YOUR INSTRUCTIONS. Please pick out every line in the listing below that contains the string "vendor" and copy each of those lines in full. Matching is case-sensitive.

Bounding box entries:
** start **

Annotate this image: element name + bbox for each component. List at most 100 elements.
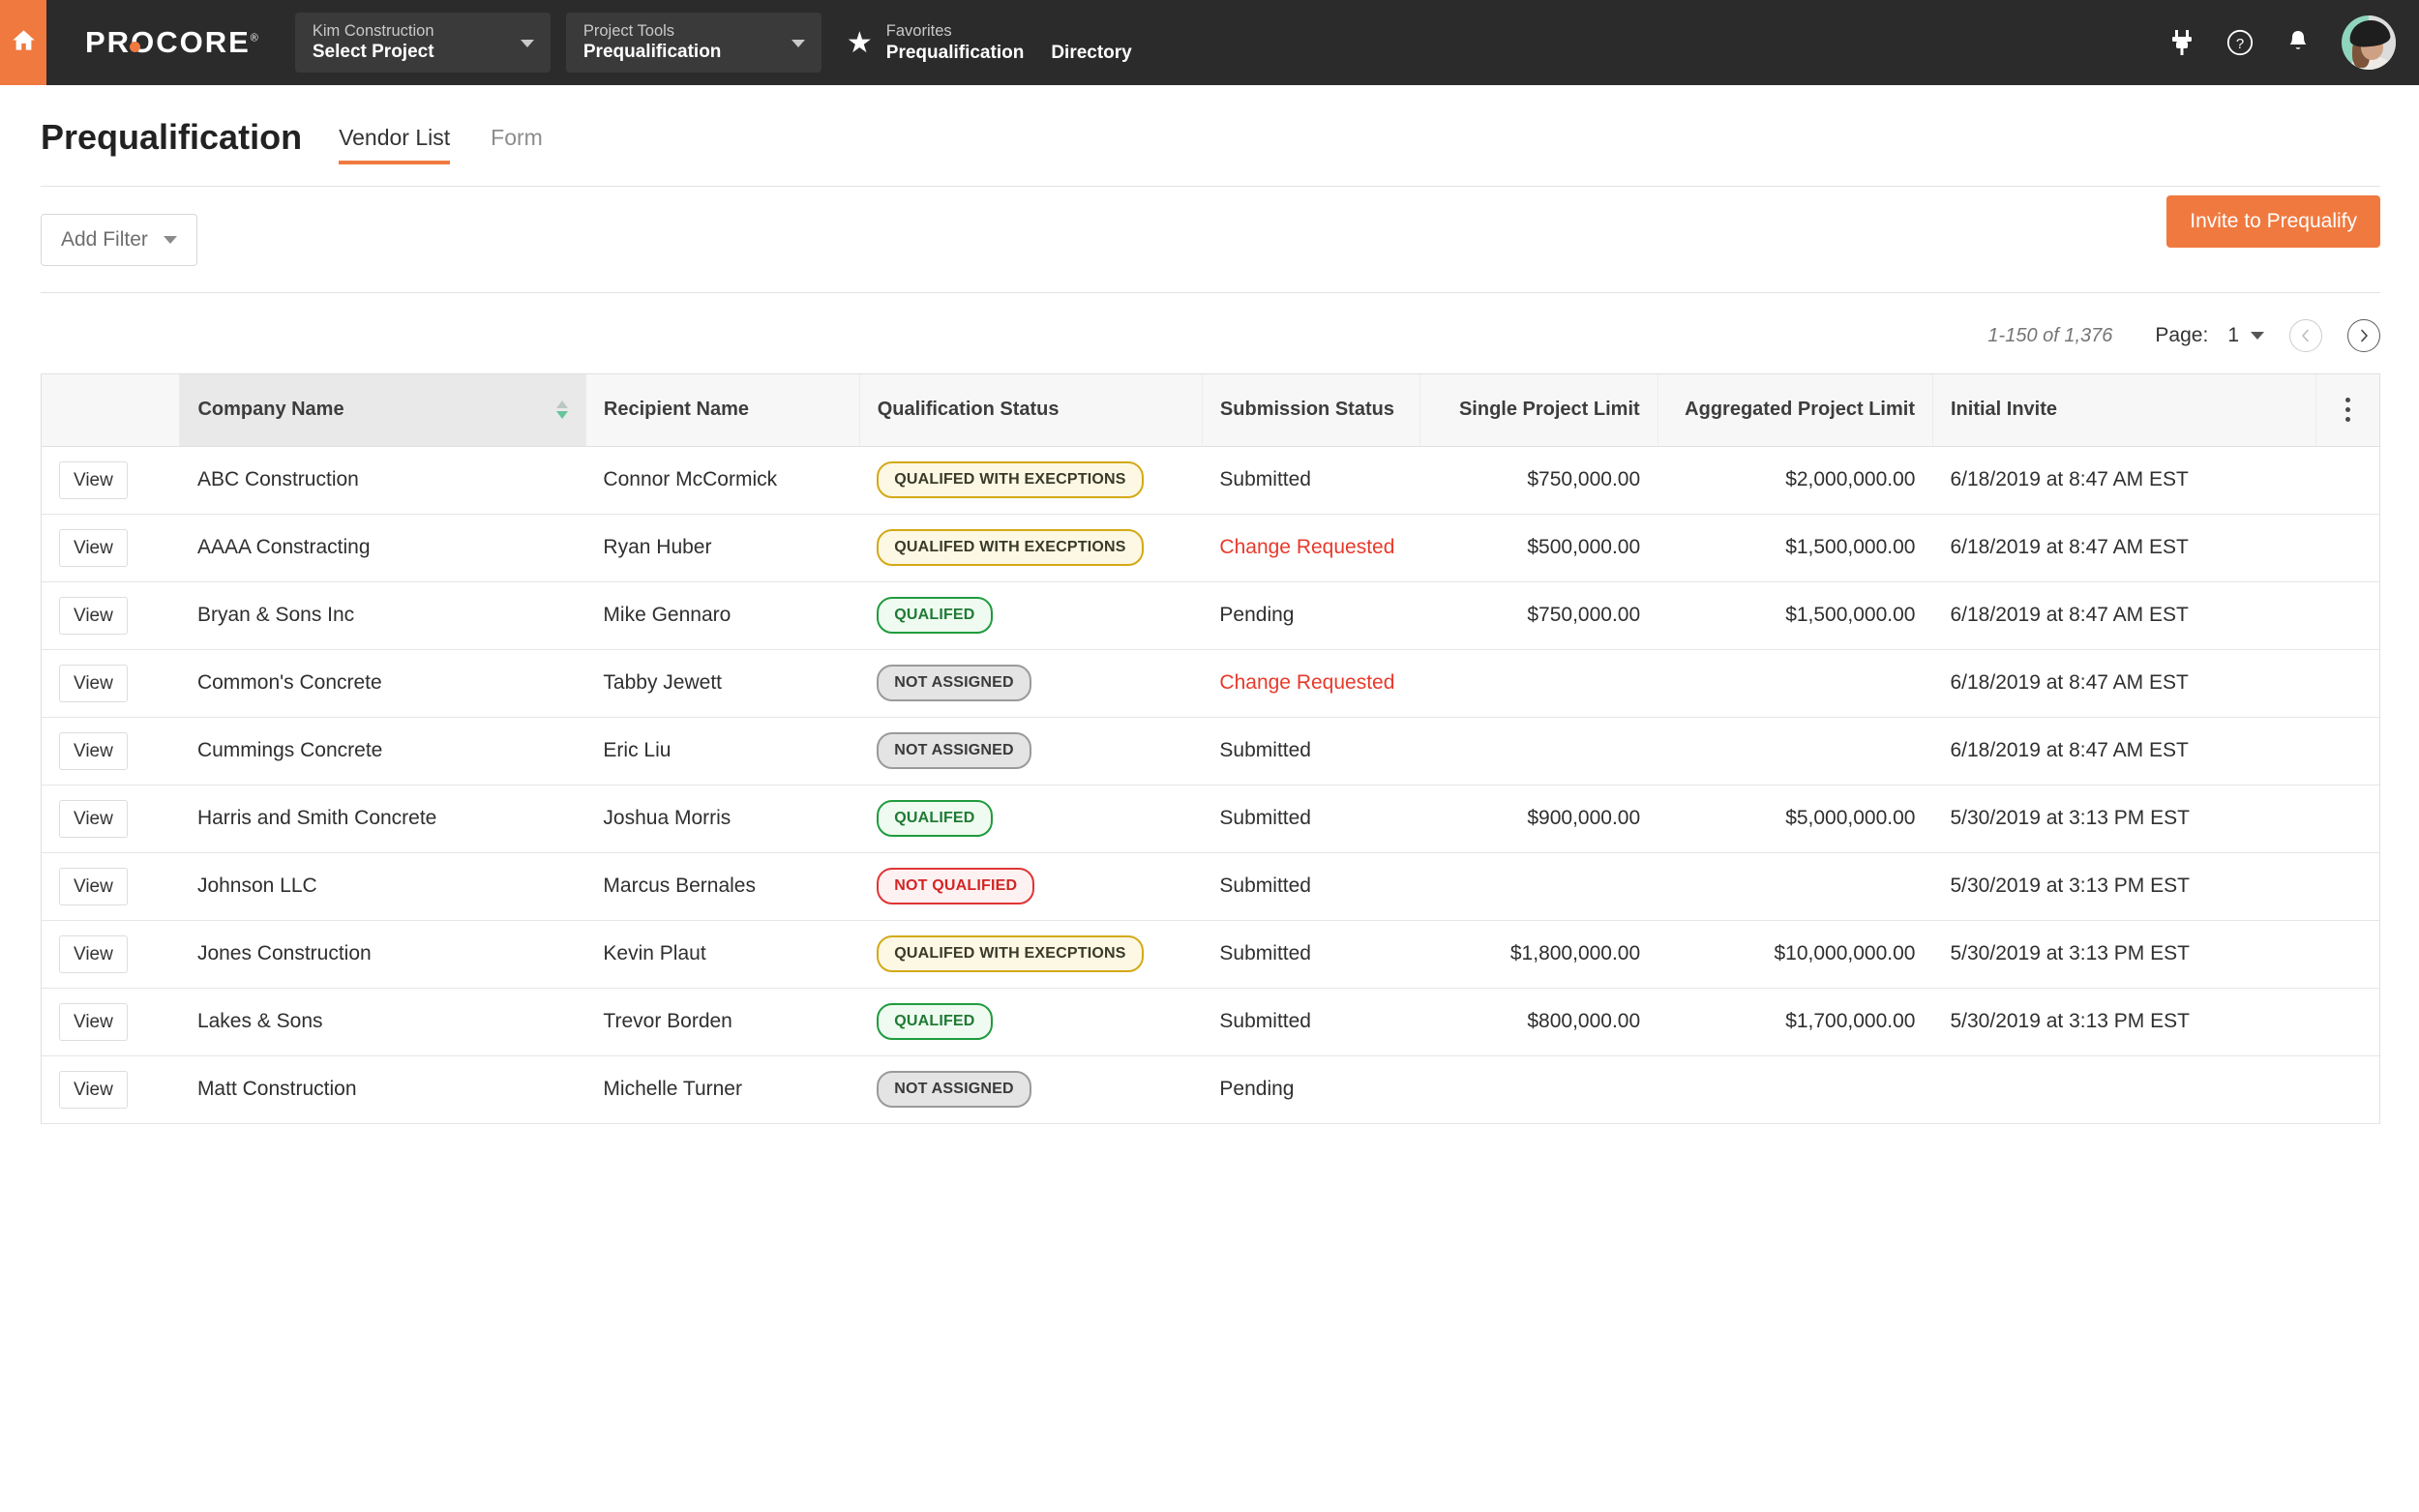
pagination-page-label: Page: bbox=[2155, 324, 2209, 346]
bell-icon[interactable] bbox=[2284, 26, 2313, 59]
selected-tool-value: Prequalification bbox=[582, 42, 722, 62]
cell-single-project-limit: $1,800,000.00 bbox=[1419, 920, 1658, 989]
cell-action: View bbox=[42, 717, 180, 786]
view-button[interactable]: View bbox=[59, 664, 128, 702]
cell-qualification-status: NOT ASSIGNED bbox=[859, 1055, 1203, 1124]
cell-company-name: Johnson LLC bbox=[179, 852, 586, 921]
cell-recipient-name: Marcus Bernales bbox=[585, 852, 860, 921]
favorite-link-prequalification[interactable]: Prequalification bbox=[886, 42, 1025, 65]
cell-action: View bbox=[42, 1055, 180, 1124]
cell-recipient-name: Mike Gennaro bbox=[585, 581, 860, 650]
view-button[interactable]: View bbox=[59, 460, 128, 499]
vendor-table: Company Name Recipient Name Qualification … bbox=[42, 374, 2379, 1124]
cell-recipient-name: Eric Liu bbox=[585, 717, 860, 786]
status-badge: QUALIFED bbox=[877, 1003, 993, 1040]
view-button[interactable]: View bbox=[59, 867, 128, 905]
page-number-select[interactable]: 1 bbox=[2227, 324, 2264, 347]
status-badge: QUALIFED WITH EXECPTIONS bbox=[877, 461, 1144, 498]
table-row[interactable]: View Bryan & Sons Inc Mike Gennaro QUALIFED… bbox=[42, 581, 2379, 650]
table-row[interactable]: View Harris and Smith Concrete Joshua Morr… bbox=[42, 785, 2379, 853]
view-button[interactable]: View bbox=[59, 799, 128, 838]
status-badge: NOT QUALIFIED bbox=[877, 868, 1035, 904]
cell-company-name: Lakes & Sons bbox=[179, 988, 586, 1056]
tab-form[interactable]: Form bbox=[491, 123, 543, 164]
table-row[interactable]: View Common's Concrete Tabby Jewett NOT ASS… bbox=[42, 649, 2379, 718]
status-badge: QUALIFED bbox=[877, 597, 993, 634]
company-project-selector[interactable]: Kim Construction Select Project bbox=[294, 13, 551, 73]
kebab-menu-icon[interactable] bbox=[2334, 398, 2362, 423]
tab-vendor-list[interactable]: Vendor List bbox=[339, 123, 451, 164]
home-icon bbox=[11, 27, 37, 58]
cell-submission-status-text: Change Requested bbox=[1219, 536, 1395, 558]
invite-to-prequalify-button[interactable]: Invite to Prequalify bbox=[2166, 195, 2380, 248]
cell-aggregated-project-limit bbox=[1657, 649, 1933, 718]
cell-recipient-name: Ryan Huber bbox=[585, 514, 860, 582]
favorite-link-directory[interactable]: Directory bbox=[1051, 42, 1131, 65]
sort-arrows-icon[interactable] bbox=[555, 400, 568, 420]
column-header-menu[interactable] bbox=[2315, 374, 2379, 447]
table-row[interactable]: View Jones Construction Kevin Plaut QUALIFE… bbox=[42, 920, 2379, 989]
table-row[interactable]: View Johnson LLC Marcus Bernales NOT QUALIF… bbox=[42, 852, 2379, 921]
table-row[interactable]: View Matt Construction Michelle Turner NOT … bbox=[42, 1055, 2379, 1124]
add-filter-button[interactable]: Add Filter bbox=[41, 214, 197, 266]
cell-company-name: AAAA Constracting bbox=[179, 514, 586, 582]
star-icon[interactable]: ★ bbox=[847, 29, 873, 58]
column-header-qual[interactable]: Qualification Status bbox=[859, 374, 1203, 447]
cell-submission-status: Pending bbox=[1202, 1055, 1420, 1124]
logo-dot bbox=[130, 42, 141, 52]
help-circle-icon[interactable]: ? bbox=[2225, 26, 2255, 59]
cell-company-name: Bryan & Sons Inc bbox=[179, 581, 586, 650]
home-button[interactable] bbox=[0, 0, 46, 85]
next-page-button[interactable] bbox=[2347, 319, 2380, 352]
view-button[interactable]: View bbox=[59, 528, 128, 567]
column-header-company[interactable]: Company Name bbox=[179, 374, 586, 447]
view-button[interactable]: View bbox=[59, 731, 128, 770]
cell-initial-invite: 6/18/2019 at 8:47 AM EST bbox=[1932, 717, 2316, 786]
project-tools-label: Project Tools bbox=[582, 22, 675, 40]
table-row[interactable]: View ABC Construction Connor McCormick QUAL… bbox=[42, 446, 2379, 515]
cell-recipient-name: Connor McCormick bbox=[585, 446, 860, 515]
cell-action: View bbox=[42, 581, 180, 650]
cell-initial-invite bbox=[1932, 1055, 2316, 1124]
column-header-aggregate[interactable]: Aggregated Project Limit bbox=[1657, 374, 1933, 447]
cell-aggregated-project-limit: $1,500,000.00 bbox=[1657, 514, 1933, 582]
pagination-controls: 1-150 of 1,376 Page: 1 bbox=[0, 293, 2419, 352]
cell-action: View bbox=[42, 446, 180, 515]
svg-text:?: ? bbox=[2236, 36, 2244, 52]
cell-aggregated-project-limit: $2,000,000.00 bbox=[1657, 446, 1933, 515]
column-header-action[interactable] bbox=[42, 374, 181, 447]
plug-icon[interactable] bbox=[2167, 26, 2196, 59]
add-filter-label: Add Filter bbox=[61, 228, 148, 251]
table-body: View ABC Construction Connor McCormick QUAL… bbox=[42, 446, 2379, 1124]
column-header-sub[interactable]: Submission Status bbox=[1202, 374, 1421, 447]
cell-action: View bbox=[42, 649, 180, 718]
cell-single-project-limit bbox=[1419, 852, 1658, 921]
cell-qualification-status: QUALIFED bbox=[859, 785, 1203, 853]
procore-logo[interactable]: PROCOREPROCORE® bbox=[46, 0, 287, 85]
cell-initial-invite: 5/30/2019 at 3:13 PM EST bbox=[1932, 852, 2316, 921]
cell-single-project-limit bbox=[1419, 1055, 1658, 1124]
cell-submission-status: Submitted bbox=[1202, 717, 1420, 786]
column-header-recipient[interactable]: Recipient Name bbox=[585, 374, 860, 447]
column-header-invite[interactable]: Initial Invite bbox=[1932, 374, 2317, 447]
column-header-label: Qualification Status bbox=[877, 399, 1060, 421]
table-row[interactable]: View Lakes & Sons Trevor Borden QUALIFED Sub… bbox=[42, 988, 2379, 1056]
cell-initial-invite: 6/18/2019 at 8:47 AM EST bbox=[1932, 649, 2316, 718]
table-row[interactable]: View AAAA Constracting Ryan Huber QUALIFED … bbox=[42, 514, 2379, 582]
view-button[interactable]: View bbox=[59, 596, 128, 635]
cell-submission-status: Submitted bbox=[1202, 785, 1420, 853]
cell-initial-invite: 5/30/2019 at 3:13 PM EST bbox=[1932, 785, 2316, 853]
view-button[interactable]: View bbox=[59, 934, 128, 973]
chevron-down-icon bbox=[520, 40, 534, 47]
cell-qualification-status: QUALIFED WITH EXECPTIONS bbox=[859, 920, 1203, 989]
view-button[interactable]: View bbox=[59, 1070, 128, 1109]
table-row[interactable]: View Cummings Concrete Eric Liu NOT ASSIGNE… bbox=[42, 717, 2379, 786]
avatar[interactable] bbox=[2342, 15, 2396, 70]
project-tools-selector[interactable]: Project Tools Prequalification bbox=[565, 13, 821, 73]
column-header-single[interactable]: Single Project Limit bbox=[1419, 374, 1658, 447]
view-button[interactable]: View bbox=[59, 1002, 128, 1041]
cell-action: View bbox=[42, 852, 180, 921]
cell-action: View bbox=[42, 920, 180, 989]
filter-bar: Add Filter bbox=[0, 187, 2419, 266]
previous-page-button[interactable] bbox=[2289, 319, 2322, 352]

** end **

SOLUTION.
vendor-table: Company Name Recipient Name Qualification … bbox=[42, 374, 2379, 1124]
tab-vendor-list[interactable]: Vendor List bbox=[339, 123, 451, 164]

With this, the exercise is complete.